Dataset entries on figures:

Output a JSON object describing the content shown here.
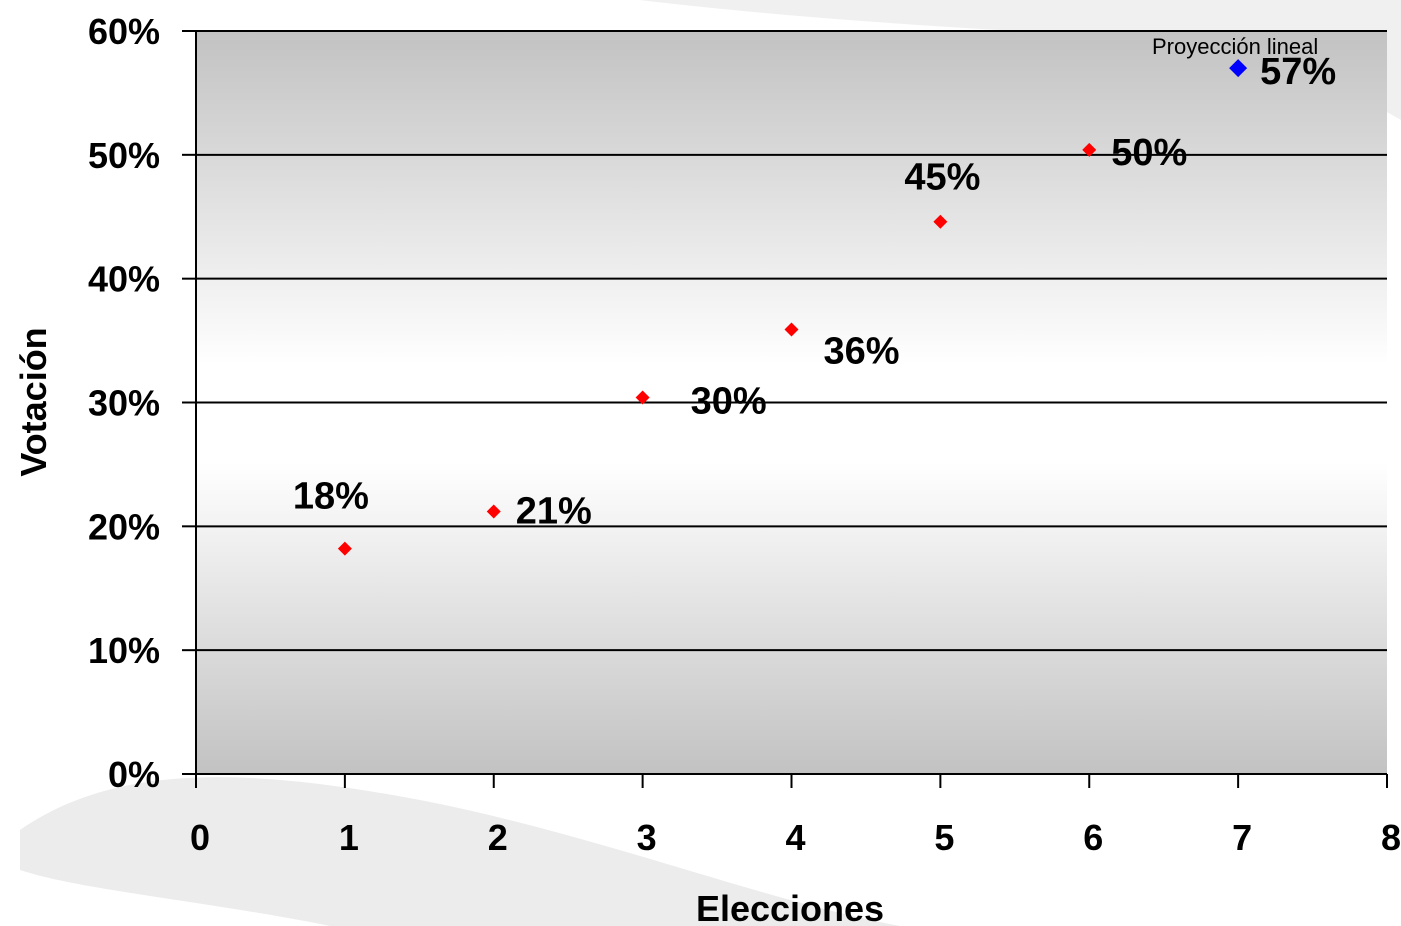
{
  "chart_data": {
    "type": "scatter",
    "xlabel": "Elecciones",
    "ylabel": "Votación",
    "xlim": [
      0,
      8
    ],
    "ylim": [
      0,
      60
    ],
    "x_ticks": [
      0,
      1,
      2,
      3,
      4,
      5,
      6,
      7,
      8
    ],
    "x_tick_labels": [
      "0",
      "1",
      "2",
      "3",
      "4",
      "5",
      "6",
      "7",
      "8"
    ],
    "y_ticks": [
      0,
      10,
      20,
      30,
      40,
      50,
      60
    ],
    "y_tick_labels": [
      "0%",
      "10%",
      "20%",
      "30%",
      "40%",
      "50%",
      "60%"
    ],
    "grid": "horizontal",
    "series": [
      {
        "color": "#ff0000",
        "marker": "diamond",
        "points": [
          {
            "x": 1,
            "y": 18.2,
            "label": "18%"
          },
          {
            "x": 2,
            "y": 21.2,
            "label": "21%"
          },
          {
            "x": 3,
            "y": 30.4,
            "label": "30%"
          },
          {
            "x": 4,
            "y": 35.9,
            "label": "36%"
          },
          {
            "x": 5,
            "y": 44.6,
            "label": "45%"
          },
          {
            "x": 6,
            "y": 50.4,
            "label": "50%"
          }
        ]
      },
      {
        "color": "#0000ff",
        "marker": "diamond",
        "points": [
          {
            "x": 7,
            "y": 57,
            "label": "57%"
          }
        ]
      }
    ],
    "annotations": [
      {
        "text": "Proyección lineal",
        "x": 7,
        "y": 57
      }
    ]
  }
}
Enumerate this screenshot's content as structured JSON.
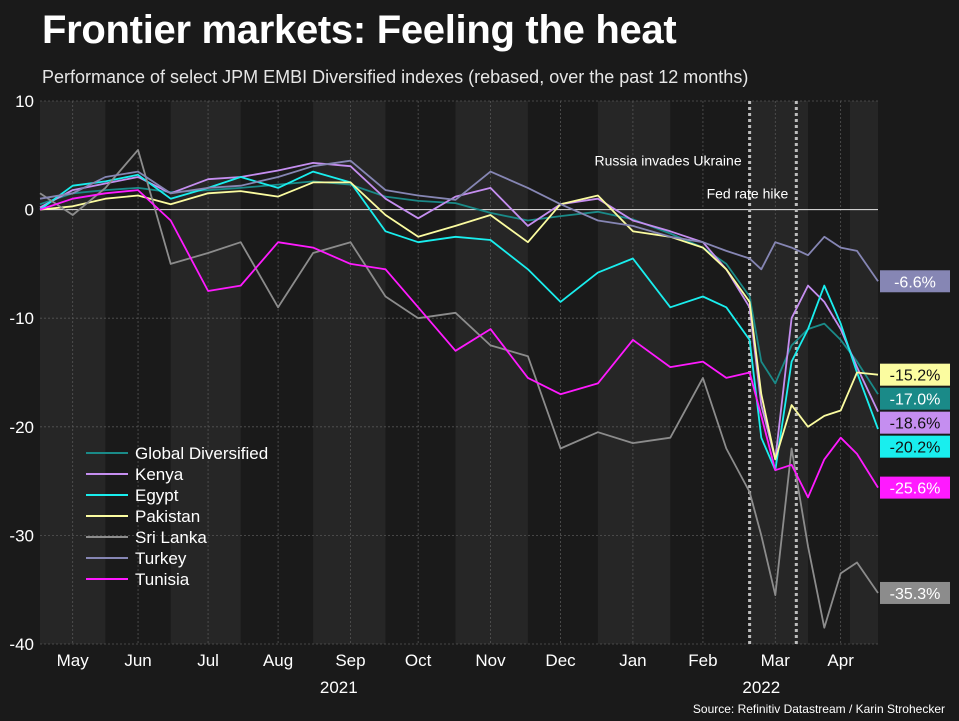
{
  "header": {
    "title": "Frontier markets: Feeling the heat",
    "subtitle": "Performance of select JPM EMBI Diversified indexes (rebased, over the past 12 months)"
  },
  "source": "Source: Refinitiv Datastream / Karin Strohecker",
  "chart_data": {
    "type": "line",
    "title": "Frontier markets: Feeling the heat",
    "subtitle": "Performance of select JPM EMBI Diversified indexes (rebased, over the past 12 months)",
    "x_range": [
      "2021-04-26",
      "2022-04-20"
    ],
    "ylim": [
      -40,
      10
    ],
    "y_ticks": [
      10,
      0,
      -10,
      -20,
      -30,
      -40
    ],
    "x_ticks": [
      {
        "label": "May",
        "date": "2021-05-10"
      },
      {
        "label": "Jun",
        "date": "2021-06-07"
      },
      {
        "label": "Jul",
        "date": "2021-07-07"
      },
      {
        "label": "Aug",
        "date": "2021-08-06"
      },
      {
        "label": "Sep",
        "date": "2021-09-06"
      },
      {
        "label": "Oct",
        "date": "2021-10-05"
      },
      {
        "label": "Nov",
        "date": "2021-11-05"
      },
      {
        "label": "Dec",
        "date": "2021-12-05"
      },
      {
        "label": "Jan",
        "date": "2022-01-05"
      },
      {
        "label": "Feb",
        "date": "2022-02-04"
      },
      {
        "label": "Mar",
        "date": "2022-03-07"
      },
      {
        "label": "Apr",
        "date": "2022-04-04"
      }
    ],
    "year_labels": [
      {
        "label": "2021",
        "date": "2021-09-01"
      },
      {
        "label": "2022",
        "date": "2022-03-01"
      }
    ],
    "shaded_bands": [
      [
        "2021-04-26",
        "2021-05-24"
      ],
      [
        "2021-06-21",
        "2021-07-21"
      ],
      [
        "2021-08-21",
        "2021-09-21"
      ],
      [
        "2021-10-21",
        "2021-11-21"
      ],
      [
        "2021-12-21",
        "2022-01-21"
      ],
      [
        "2022-02-24",
        "2022-03-21"
      ],
      [
        "2022-04-08",
        "2022-04-20"
      ]
    ],
    "grid": true,
    "zero_line": true,
    "annotations": [
      {
        "text": "Russia invades Ukraine",
        "date": "2022-02-24",
        "y": 4.5
      },
      {
        "text": "Fed rate hike",
        "date": "2022-03-16",
        "y": 1.5
      }
    ],
    "legend_position": "bottom-left",
    "series": [
      {
        "name": "Global Diversified",
        "color": "#1a8a88",
        "end_label": "-17.0%",
        "points": [
          [
            "2021-04-26",
            0.5
          ],
          [
            "2021-05-10",
            1.5
          ],
          [
            "2021-05-24",
            1.8
          ],
          [
            "2021-06-07",
            2.0
          ],
          [
            "2021-06-21",
            1.6
          ],
          [
            "2021-07-07",
            1.8
          ],
          [
            "2021-07-21",
            2.0
          ],
          [
            "2021-08-06",
            2.3
          ],
          [
            "2021-08-21",
            2.6
          ],
          [
            "2021-09-06",
            2.3
          ],
          [
            "2021-09-21",
            1.2
          ],
          [
            "2021-10-05",
            0.8
          ],
          [
            "2021-10-21",
            0.6
          ],
          [
            "2021-11-05",
            -0.3
          ],
          [
            "2021-11-21",
            -1.0
          ],
          [
            "2021-12-05",
            -0.6
          ],
          [
            "2021-12-21",
            -0.2
          ],
          [
            "2022-01-05",
            -0.9
          ],
          [
            "2022-01-21",
            -2.2
          ],
          [
            "2022-02-04",
            -3.5
          ],
          [
            "2022-02-14",
            -5.0
          ],
          [
            "2022-02-24",
            -8.0
          ],
          [
            "2022-03-01",
            -14.0
          ],
          [
            "2022-03-07",
            -16.0
          ],
          [
            "2022-03-14",
            -12.5
          ],
          [
            "2022-03-21",
            -11.0
          ],
          [
            "2022-03-28",
            -10.5
          ],
          [
            "2022-04-04",
            -12.0
          ],
          [
            "2022-04-11",
            -14.0
          ],
          [
            "2022-04-20",
            -17.0
          ]
        ]
      },
      {
        "name": "Kenya",
        "color": "#c58ef0",
        "end_label": "-18.6%",
        "points": [
          [
            "2021-04-26",
            0.2
          ],
          [
            "2021-05-10",
            1.8
          ],
          [
            "2021-05-24",
            2.4
          ],
          [
            "2021-06-07",
            3.0
          ],
          [
            "2021-06-21",
            1.5
          ],
          [
            "2021-07-07",
            2.8
          ],
          [
            "2021-07-21",
            3.0
          ],
          [
            "2021-08-06",
            3.6
          ],
          [
            "2021-08-21",
            4.3
          ],
          [
            "2021-09-06",
            4.0
          ],
          [
            "2021-09-21",
            1.0
          ],
          [
            "2021-10-05",
            -0.8
          ],
          [
            "2021-10-21",
            1.2
          ],
          [
            "2021-11-05",
            2.0
          ],
          [
            "2021-11-21",
            -1.5
          ],
          [
            "2021-12-05",
            0.5
          ],
          [
            "2021-12-21",
            1.0
          ],
          [
            "2022-01-05",
            -1.0
          ],
          [
            "2022-01-21",
            -2.0
          ],
          [
            "2022-02-04",
            -3.0
          ],
          [
            "2022-02-14",
            -5.5
          ],
          [
            "2022-02-24",
            -9.0
          ],
          [
            "2022-03-01",
            -18.0
          ],
          [
            "2022-03-07",
            -23.0
          ],
          [
            "2022-03-14",
            -10.0
          ],
          [
            "2022-03-21",
            -7.0
          ],
          [
            "2022-03-28",
            -8.5
          ],
          [
            "2022-04-04",
            -11.0
          ],
          [
            "2022-04-11",
            -14.5
          ],
          [
            "2022-04-20",
            -18.6
          ]
        ]
      },
      {
        "name": "Egypt",
        "color": "#19eeee",
        "end_label": "-20.2%",
        "points": [
          [
            "2021-04-26",
            0.0
          ],
          [
            "2021-05-10",
            2.2
          ],
          [
            "2021-05-24",
            2.6
          ],
          [
            "2021-06-07",
            3.2
          ],
          [
            "2021-06-21",
            1.0
          ],
          [
            "2021-07-07",
            2.0
          ],
          [
            "2021-07-21",
            3.0
          ],
          [
            "2021-08-06",
            2.0
          ],
          [
            "2021-08-21",
            3.5
          ],
          [
            "2021-09-06",
            2.5
          ],
          [
            "2021-09-21",
            -2.0
          ],
          [
            "2021-10-05",
            -3.0
          ],
          [
            "2021-10-21",
            -2.5
          ],
          [
            "2021-11-05",
            -2.8
          ],
          [
            "2021-11-21",
            -5.5
          ],
          [
            "2021-12-05",
            -8.5
          ],
          [
            "2021-12-21",
            -5.8
          ],
          [
            "2022-01-05",
            -4.5
          ],
          [
            "2022-01-21",
            -9.0
          ],
          [
            "2022-02-04",
            -8.0
          ],
          [
            "2022-02-14",
            -9.0
          ],
          [
            "2022-02-24",
            -12.0
          ],
          [
            "2022-03-01",
            -21.0
          ],
          [
            "2022-03-07",
            -24.0
          ],
          [
            "2022-03-14",
            -14.0
          ],
          [
            "2022-03-21",
            -11.0
          ],
          [
            "2022-03-28",
            -7.0
          ],
          [
            "2022-04-04",
            -10.5
          ],
          [
            "2022-04-11",
            -15.0
          ],
          [
            "2022-04-20",
            -20.2
          ]
        ]
      },
      {
        "name": "Pakistan",
        "color": "#fbfca0",
        "end_label": "-15.2%",
        "points": [
          [
            "2021-04-26",
            0.0
          ],
          [
            "2021-05-10",
            0.3
          ],
          [
            "2021-05-24",
            1.0
          ],
          [
            "2021-06-07",
            1.3
          ],
          [
            "2021-06-21",
            0.5
          ],
          [
            "2021-07-07",
            1.5
          ],
          [
            "2021-07-21",
            1.7
          ],
          [
            "2021-08-06",
            1.2
          ],
          [
            "2021-08-21",
            2.5
          ],
          [
            "2021-09-06",
            2.5
          ],
          [
            "2021-09-21",
            -0.5
          ],
          [
            "2021-10-05",
            -2.5
          ],
          [
            "2021-10-21",
            -1.5
          ],
          [
            "2021-11-05",
            -0.5
          ],
          [
            "2021-11-21",
            -3.0
          ],
          [
            "2021-12-05",
            0.5
          ],
          [
            "2021-12-21",
            1.3
          ],
          [
            "2022-01-05",
            -2.0
          ],
          [
            "2022-01-21",
            -2.5
          ],
          [
            "2022-02-04",
            -3.5
          ],
          [
            "2022-02-14",
            -5.5
          ],
          [
            "2022-02-24",
            -8.5
          ],
          [
            "2022-03-01",
            -17.0
          ],
          [
            "2022-03-07",
            -23.0
          ],
          [
            "2022-03-14",
            -18.0
          ],
          [
            "2022-03-21",
            -20.0
          ],
          [
            "2022-03-28",
            -19.0
          ],
          [
            "2022-04-04",
            -18.5
          ],
          [
            "2022-04-11",
            -15.0
          ],
          [
            "2022-04-20",
            -15.2
          ]
        ]
      },
      {
        "name": "Sri Lanka",
        "color": "#8c8c8c",
        "end_label": "-35.3%",
        "points": [
          [
            "2021-04-26",
            1.5
          ],
          [
            "2021-05-10",
            -0.5
          ],
          [
            "2021-05-24",
            2.0
          ],
          [
            "2021-06-07",
            5.5
          ],
          [
            "2021-06-21",
            -5.0
          ],
          [
            "2021-07-07",
            -4.0
          ],
          [
            "2021-07-21",
            -3.0
          ],
          [
            "2021-08-06",
            -9.0
          ],
          [
            "2021-08-21",
            -4.0
          ],
          [
            "2021-09-06",
            -3.0
          ],
          [
            "2021-09-21",
            -8.0
          ],
          [
            "2021-10-05",
            -10.0
          ],
          [
            "2021-10-21",
            -9.5
          ],
          [
            "2021-11-05",
            -12.5
          ],
          [
            "2021-11-21",
            -13.5
          ],
          [
            "2021-12-05",
            -22.0
          ],
          [
            "2021-12-21",
            -20.5
          ],
          [
            "2022-01-05",
            -21.5
          ],
          [
            "2022-01-21",
            -21.0
          ],
          [
            "2022-02-04",
            -15.5
          ],
          [
            "2022-02-14",
            -22.0
          ],
          [
            "2022-02-24",
            -26.0
          ],
          [
            "2022-03-01",
            -30.0
          ],
          [
            "2022-03-07",
            -35.5
          ],
          [
            "2022-03-14",
            -22.0
          ],
          [
            "2022-03-21",
            -31.0
          ],
          [
            "2022-03-28",
            -38.5
          ],
          [
            "2022-04-04",
            -33.5
          ],
          [
            "2022-04-11",
            -32.5
          ],
          [
            "2022-04-20",
            -35.3
          ]
        ]
      },
      {
        "name": "Turkey",
        "color": "#8686b4",
        "end_label": "-6.6%",
        "points": [
          [
            "2021-04-26",
            1.0
          ],
          [
            "2021-05-10",
            1.5
          ],
          [
            "2021-05-24",
            3.0
          ],
          [
            "2021-06-07",
            3.5
          ],
          [
            "2021-06-21",
            1.5
          ],
          [
            "2021-07-07",
            2.0
          ],
          [
            "2021-07-21",
            2.2
          ],
          [
            "2021-08-06",
            3.0
          ],
          [
            "2021-08-21",
            4.0
          ],
          [
            "2021-09-06",
            4.5
          ],
          [
            "2021-09-21",
            1.8
          ],
          [
            "2021-10-05",
            1.3
          ],
          [
            "2021-10-21",
            0.9
          ],
          [
            "2021-11-05",
            3.5
          ],
          [
            "2021-11-21",
            2.0
          ],
          [
            "2021-12-05",
            0.5
          ],
          [
            "2021-12-21",
            -1.0
          ],
          [
            "2022-01-05",
            -1.5
          ],
          [
            "2022-01-21",
            -2.5
          ],
          [
            "2022-02-04",
            -3.0
          ],
          [
            "2022-02-14",
            -3.8
          ],
          [
            "2022-02-24",
            -4.5
          ],
          [
            "2022-03-01",
            -5.5
          ],
          [
            "2022-03-07",
            -3.0
          ],
          [
            "2022-03-14",
            -3.5
          ],
          [
            "2022-03-21",
            -4.2
          ],
          [
            "2022-03-28",
            -2.5
          ],
          [
            "2022-04-04",
            -3.5
          ],
          [
            "2022-04-11",
            -3.8
          ],
          [
            "2022-04-20",
            -6.6
          ]
        ]
      },
      {
        "name": "Tunisia",
        "color": "#ff1aff",
        "end_label": "-25.6%",
        "points": [
          [
            "2021-04-26",
            0.0
          ],
          [
            "2021-05-10",
            1.0
          ],
          [
            "2021-05-24",
            1.5
          ],
          [
            "2021-06-07",
            1.8
          ],
          [
            "2021-06-21",
            -1.0
          ],
          [
            "2021-07-07",
            -7.5
          ],
          [
            "2021-07-21",
            -7.0
          ],
          [
            "2021-08-06",
            -3.0
          ],
          [
            "2021-08-21",
            -3.5
          ],
          [
            "2021-09-06",
            -5.0
          ],
          [
            "2021-09-21",
            -5.5
          ],
          [
            "2021-10-05",
            -9.0
          ],
          [
            "2021-10-21",
            -13.0
          ],
          [
            "2021-11-05",
            -11.0
          ],
          [
            "2021-11-21",
            -15.5
          ],
          [
            "2021-12-05",
            -17.0
          ],
          [
            "2021-12-21",
            -16.0
          ],
          [
            "2022-01-05",
            -12.0
          ],
          [
            "2022-01-21",
            -14.5
          ],
          [
            "2022-02-04",
            -14.0
          ],
          [
            "2022-02-14",
            -15.5
          ],
          [
            "2022-02-24",
            -15.0
          ],
          [
            "2022-03-01",
            -19.0
          ],
          [
            "2022-03-07",
            -24.0
          ],
          [
            "2022-03-14",
            -23.5
          ],
          [
            "2022-03-21",
            -26.5
          ],
          [
            "2022-03-28",
            -23.0
          ],
          [
            "2022-04-04",
            -21.0
          ],
          [
            "2022-04-11",
            -22.5
          ],
          [
            "2022-04-20",
            -25.6
          ]
        ]
      }
    ]
  }
}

*PROBLEM DETAILS*. State how many lines include the string "select", and nothing more.

*WRITTEN SOLUTION*. 2